- QUESTIONS:
1. D’après le texte sur les vagues de chaleur, combien de décès la chaleur cause-t-elle en moyenne chaque année en France ?
2. Recopiez sans rien changer le passage du texte sur les vagues de chaleur qui commence par « Les vagues de chaleur : une » et se poursuit jusqu’à « les maladies chroniques. ».

- TEXTE À LIRE:
Les vagues de chaleur, une « hécatombe sanitaire grandissante »

Les vagues de chaleur : une « hécatombe sanitaire grandissante »

C’était il y a quelques semaines, lorsque la France a subi le premier coup de chaleur d’un été déjà suffocant. Un journaliste de RMC a incité à minimiser les préoccupations face à la chaleur, déclarant : « Tu mets un t-shirt, t’arrêtes de chouiner et basta ! » Cependant, un rapport d’Oxfam publié le 18 juin éclaire la gravité de la situation.

Une hécatombe sanitaire grandissante

Les données de l’étude révèlent l’impact alarmant des températures caniculaires sur la santé publique. Chaque année, la chaleur entraîne en moyenne 5 398 décès en France. Les températures élevées augmentent le risque d’accidents vasculaires cérébraux et de maladies cardiovasculaires, compliquant également les grossesses et aggravant les maladies chroniques.

À titre d’exemple, pour chaque augmentation de 1 °C, les risques d’AVC augmentent de 3,8 %. De plus, le risque de décès par infarctus du myocarde augmente de 7 % lors des journées les plus chaudes. Les femmes, souvent mal diagnostiquées, sont particulièrement vulnérables, surtout durant les canicules.

- Enregistrements provenant d’une source de données:
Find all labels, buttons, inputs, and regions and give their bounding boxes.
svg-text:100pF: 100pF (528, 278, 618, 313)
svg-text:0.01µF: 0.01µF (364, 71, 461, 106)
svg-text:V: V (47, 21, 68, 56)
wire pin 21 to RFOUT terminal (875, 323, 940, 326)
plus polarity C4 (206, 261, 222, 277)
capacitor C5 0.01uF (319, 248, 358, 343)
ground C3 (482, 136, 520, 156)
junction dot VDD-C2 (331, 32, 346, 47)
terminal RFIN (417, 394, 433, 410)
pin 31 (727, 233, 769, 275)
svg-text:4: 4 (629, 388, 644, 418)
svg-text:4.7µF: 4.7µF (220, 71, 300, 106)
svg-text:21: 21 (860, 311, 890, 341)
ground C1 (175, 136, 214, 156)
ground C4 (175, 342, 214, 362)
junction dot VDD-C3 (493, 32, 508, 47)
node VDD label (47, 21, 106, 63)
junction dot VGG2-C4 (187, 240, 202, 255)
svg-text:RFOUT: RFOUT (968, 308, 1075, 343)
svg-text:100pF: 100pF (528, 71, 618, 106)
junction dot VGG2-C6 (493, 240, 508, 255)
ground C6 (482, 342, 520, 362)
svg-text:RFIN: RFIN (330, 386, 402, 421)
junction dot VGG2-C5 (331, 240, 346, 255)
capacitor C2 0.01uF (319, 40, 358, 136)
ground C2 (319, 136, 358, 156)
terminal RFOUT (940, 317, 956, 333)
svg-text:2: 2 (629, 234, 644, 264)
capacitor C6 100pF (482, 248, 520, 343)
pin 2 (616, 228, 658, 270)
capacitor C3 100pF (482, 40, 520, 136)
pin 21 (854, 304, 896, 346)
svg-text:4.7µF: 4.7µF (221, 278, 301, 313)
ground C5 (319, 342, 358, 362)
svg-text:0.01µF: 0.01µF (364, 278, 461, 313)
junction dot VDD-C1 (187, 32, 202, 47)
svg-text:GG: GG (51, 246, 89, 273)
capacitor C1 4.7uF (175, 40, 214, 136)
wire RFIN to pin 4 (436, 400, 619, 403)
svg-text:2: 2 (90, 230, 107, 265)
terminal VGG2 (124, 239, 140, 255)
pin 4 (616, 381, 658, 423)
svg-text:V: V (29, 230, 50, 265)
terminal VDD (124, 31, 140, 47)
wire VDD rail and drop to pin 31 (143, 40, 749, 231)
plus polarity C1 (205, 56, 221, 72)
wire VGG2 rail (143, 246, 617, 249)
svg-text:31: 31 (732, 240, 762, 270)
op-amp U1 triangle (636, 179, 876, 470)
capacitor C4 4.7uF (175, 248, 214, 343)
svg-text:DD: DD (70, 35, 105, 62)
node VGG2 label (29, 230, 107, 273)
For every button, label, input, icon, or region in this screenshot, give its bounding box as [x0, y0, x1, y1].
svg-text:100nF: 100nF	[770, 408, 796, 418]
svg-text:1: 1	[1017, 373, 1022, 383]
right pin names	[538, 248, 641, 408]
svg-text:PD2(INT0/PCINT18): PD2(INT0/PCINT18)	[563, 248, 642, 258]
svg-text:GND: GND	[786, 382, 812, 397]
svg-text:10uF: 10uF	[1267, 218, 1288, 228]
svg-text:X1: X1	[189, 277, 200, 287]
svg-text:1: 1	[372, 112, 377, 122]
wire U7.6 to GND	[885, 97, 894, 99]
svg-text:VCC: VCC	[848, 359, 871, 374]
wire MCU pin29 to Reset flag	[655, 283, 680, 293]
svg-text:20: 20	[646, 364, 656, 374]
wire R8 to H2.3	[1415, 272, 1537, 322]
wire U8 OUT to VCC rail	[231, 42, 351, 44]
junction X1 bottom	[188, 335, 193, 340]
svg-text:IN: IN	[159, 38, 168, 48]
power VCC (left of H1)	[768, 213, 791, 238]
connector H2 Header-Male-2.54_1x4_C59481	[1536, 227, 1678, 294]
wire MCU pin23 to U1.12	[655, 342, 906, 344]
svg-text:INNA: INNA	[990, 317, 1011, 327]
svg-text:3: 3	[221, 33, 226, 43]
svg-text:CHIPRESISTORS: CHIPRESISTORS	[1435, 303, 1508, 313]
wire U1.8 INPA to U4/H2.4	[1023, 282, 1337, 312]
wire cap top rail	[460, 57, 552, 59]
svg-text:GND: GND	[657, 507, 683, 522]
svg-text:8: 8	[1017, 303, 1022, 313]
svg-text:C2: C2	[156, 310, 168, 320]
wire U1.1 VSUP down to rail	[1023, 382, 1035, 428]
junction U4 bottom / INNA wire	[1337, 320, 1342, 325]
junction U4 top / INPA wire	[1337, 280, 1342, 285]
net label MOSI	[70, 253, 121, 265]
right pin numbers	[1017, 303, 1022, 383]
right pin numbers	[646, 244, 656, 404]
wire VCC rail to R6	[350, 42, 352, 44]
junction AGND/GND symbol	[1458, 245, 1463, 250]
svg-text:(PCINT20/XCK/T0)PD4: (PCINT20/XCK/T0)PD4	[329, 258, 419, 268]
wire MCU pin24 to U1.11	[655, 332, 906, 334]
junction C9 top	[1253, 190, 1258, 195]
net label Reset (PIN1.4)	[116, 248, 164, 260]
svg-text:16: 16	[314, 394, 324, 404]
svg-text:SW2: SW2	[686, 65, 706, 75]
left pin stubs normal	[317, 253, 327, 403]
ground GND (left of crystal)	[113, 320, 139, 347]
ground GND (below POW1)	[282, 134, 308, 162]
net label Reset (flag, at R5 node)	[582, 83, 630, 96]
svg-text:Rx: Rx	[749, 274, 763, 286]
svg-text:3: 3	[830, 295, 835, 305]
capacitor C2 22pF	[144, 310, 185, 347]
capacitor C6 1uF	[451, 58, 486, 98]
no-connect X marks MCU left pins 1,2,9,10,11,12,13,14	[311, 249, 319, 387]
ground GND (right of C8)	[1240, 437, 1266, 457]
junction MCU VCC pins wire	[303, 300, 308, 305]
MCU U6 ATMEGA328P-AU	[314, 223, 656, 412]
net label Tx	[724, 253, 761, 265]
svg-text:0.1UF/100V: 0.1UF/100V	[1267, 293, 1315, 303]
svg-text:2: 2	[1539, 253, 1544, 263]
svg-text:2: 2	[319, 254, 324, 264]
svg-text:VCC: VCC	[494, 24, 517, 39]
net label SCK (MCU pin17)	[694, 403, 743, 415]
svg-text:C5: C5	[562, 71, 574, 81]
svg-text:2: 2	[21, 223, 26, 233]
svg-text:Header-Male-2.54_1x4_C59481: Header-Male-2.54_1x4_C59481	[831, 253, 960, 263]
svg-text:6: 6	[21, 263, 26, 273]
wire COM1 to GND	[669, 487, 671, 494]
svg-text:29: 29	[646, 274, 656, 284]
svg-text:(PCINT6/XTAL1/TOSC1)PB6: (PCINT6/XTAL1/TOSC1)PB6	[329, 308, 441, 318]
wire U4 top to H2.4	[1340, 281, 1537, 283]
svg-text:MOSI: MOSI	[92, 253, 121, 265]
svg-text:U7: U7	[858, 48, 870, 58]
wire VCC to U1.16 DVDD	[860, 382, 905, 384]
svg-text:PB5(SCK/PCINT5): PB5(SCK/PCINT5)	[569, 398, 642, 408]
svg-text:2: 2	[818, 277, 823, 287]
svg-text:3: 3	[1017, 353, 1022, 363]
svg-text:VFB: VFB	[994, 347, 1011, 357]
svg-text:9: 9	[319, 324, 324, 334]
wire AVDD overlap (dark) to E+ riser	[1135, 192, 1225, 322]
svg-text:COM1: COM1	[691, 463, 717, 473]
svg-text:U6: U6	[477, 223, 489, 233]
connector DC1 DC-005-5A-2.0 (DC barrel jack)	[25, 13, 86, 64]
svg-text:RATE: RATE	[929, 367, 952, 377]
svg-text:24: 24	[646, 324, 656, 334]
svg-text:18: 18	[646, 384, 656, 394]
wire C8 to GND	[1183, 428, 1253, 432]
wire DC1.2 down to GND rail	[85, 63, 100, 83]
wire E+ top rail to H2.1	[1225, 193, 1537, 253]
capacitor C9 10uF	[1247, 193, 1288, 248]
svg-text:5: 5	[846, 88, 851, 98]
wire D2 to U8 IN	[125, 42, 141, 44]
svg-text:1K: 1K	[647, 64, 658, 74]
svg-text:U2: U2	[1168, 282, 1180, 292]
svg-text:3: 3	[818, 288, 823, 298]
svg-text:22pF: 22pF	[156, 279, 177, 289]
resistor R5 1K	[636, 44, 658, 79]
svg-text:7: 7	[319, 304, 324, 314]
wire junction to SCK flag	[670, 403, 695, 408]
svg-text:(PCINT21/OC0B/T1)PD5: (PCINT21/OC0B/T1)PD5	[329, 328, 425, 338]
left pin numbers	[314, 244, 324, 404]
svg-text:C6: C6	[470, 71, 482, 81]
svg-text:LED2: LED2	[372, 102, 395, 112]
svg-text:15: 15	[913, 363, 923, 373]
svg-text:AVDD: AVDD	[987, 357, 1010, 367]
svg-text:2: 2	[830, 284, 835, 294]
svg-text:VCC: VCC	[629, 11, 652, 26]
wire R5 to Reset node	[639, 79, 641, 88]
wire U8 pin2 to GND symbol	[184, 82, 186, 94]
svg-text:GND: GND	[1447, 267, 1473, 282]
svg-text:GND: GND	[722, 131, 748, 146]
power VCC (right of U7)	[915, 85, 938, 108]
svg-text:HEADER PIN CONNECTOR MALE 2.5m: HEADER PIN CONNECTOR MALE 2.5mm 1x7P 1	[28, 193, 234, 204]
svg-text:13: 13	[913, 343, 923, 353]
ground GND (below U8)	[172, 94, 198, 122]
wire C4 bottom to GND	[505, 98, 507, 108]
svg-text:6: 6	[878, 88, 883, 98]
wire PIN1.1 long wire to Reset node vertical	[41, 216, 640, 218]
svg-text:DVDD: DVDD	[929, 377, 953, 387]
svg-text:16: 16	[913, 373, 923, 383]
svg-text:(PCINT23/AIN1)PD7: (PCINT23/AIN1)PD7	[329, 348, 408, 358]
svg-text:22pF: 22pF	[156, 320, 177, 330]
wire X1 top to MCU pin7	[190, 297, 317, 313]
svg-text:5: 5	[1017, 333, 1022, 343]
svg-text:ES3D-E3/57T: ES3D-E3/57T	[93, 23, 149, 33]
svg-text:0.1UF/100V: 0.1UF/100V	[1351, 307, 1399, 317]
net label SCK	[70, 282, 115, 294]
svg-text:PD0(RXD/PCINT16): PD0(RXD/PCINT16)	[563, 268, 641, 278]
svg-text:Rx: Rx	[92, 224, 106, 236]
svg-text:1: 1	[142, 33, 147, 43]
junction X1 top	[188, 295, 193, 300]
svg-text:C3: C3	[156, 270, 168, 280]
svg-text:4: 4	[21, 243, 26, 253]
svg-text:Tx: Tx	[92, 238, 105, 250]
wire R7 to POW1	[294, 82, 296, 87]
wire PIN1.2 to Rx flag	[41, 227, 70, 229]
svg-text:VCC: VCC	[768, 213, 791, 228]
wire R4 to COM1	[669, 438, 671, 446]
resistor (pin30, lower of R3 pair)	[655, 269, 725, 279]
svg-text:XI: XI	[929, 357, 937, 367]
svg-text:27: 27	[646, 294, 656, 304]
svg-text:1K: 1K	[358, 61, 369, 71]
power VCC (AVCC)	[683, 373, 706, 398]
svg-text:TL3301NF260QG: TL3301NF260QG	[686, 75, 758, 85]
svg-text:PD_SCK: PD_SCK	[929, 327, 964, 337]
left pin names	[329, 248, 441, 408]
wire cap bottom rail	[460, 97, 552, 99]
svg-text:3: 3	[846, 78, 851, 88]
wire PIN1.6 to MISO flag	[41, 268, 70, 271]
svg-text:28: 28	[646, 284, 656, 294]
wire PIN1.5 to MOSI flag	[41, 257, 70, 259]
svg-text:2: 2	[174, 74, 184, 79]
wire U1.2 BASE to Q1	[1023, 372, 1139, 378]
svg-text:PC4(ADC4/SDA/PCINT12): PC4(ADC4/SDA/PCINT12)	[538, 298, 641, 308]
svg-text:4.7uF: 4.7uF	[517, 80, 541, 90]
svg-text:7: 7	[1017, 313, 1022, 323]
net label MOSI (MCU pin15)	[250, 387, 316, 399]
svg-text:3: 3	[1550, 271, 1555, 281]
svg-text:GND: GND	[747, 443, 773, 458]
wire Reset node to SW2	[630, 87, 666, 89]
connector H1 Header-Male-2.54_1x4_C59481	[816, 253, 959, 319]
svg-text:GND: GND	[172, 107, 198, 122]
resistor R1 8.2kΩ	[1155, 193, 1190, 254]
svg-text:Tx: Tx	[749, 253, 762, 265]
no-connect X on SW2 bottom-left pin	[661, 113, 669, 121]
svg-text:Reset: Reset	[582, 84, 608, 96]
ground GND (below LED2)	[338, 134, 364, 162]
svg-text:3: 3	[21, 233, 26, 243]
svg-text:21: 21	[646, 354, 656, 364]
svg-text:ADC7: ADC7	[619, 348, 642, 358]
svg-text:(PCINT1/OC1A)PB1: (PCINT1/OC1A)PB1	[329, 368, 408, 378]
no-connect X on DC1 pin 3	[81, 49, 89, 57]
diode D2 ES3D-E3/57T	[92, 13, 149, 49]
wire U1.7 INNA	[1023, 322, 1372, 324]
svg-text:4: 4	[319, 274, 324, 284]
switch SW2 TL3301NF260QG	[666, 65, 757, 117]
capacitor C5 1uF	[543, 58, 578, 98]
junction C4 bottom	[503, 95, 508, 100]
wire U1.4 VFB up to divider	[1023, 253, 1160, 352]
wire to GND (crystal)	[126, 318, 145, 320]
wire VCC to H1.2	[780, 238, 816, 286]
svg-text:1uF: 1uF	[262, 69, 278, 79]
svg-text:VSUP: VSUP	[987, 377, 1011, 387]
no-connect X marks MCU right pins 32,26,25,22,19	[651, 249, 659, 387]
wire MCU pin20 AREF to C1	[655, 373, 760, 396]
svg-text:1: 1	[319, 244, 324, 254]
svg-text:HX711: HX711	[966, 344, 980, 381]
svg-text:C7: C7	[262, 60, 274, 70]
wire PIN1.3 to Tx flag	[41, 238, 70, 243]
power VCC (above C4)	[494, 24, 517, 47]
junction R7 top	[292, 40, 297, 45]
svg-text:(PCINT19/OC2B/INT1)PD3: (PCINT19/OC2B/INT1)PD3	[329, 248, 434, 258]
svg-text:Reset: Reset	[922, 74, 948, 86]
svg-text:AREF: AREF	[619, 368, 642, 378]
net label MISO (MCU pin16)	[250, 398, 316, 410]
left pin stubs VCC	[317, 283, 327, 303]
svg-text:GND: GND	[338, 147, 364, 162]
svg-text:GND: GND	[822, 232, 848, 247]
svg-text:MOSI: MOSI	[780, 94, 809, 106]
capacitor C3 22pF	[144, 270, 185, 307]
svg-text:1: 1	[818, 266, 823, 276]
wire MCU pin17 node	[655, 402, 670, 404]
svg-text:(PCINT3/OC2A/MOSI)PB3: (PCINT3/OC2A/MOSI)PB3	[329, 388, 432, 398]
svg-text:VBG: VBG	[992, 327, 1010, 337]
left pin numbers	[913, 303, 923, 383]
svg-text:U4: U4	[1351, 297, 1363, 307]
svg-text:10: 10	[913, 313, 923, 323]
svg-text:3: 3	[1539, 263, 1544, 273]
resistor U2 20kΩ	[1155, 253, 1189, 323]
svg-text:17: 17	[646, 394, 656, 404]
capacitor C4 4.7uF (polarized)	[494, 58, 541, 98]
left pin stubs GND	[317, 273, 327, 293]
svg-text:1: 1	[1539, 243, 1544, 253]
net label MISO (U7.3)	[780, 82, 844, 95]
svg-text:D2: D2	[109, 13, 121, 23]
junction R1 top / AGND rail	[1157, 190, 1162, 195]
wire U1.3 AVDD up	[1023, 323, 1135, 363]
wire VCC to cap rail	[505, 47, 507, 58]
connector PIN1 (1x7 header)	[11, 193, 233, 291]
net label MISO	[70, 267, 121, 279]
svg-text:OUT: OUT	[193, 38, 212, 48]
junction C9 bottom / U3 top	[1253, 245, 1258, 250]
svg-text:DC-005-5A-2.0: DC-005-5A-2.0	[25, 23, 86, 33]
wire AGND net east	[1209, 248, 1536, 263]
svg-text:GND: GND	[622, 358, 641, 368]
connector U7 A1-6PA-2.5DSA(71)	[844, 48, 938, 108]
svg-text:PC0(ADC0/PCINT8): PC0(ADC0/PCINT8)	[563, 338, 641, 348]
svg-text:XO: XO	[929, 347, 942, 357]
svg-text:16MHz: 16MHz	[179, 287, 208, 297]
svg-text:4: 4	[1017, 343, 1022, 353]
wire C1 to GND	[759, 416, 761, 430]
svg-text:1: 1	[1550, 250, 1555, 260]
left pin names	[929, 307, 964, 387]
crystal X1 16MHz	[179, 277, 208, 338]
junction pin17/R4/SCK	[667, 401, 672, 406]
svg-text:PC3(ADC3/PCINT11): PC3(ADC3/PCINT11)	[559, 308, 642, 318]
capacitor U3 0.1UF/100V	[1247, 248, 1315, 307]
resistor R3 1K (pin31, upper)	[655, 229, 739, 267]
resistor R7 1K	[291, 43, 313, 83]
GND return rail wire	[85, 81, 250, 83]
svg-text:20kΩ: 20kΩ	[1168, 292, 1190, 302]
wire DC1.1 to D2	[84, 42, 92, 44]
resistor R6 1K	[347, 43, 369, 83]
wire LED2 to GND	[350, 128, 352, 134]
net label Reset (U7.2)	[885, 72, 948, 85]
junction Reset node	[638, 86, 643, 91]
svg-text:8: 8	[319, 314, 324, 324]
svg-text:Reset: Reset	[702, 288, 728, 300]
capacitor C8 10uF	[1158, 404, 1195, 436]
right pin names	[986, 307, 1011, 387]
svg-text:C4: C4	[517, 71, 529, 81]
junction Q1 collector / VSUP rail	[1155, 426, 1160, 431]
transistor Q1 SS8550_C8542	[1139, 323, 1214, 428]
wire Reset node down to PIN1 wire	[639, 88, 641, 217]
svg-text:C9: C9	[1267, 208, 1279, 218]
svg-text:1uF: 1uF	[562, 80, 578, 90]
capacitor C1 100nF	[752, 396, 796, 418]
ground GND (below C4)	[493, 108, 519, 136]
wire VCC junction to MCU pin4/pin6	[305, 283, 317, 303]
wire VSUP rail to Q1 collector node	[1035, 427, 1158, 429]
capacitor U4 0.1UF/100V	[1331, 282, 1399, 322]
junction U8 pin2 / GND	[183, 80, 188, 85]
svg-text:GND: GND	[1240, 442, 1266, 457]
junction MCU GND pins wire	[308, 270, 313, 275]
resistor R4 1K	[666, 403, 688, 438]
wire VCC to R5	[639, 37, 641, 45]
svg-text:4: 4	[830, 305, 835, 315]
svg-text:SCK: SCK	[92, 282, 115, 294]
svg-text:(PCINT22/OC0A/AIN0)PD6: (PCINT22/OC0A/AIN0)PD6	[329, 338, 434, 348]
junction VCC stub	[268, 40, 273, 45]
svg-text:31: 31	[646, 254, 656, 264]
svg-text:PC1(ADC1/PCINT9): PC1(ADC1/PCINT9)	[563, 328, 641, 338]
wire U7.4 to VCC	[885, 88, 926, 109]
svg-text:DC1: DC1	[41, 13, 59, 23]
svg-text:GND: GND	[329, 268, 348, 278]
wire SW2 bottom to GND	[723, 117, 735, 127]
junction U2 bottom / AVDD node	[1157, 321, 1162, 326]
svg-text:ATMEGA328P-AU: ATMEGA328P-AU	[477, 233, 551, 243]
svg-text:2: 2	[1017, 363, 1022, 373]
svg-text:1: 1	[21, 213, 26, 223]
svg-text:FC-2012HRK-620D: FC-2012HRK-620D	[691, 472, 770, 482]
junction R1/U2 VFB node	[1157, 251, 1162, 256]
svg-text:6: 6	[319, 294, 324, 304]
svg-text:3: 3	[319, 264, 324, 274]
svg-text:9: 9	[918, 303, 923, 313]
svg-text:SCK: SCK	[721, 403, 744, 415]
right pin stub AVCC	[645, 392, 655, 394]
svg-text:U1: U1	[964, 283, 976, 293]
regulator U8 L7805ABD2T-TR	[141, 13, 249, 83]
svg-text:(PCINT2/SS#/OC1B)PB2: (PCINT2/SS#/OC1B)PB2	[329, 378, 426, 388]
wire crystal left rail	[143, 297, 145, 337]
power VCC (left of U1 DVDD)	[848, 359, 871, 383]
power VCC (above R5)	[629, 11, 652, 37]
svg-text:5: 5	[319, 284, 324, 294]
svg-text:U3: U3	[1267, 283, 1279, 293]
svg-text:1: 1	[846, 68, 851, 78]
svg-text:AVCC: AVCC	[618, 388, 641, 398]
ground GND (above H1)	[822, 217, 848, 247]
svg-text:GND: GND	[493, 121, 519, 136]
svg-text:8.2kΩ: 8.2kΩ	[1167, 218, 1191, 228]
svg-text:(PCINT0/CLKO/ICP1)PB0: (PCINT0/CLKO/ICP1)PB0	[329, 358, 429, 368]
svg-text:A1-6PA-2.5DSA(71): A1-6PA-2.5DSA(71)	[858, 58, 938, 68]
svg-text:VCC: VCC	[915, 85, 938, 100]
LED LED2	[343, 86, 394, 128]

- RÉPONSES DE L’EXERCICE:
1. En moyenne 5 398 décès par an.

2.
Les vagues de chaleur : une « hécatombe sanitaire grandissante »

C’était il y a quelques semaines, lorsque la France a subi le premier coup de chaleur d’un été déjà suffocant. Un journaliste de RMC a incité à minimiser les préoccupations face à la chaleur, déclarant : « Tu mets un t-shirt, t’arrêtes de chouiner et basta ! » Cependant, un rapport d’Oxfam publié le 18 juin éclaire la gravité de la situation.

Une hécatombe sanitaire grandissante

Les données de l’étude révèlent l’impact alarmant des températures caniculaires sur la santé publique. Chaque année, la chaleur entraîne en moyenne 5 398 décès en France. Les températures élevées augmentent le risque d’accidents vasculaires cérébraux et de maladies cardiovasculaires, compliquant également les grossesses et aggravant les maladies chroniques.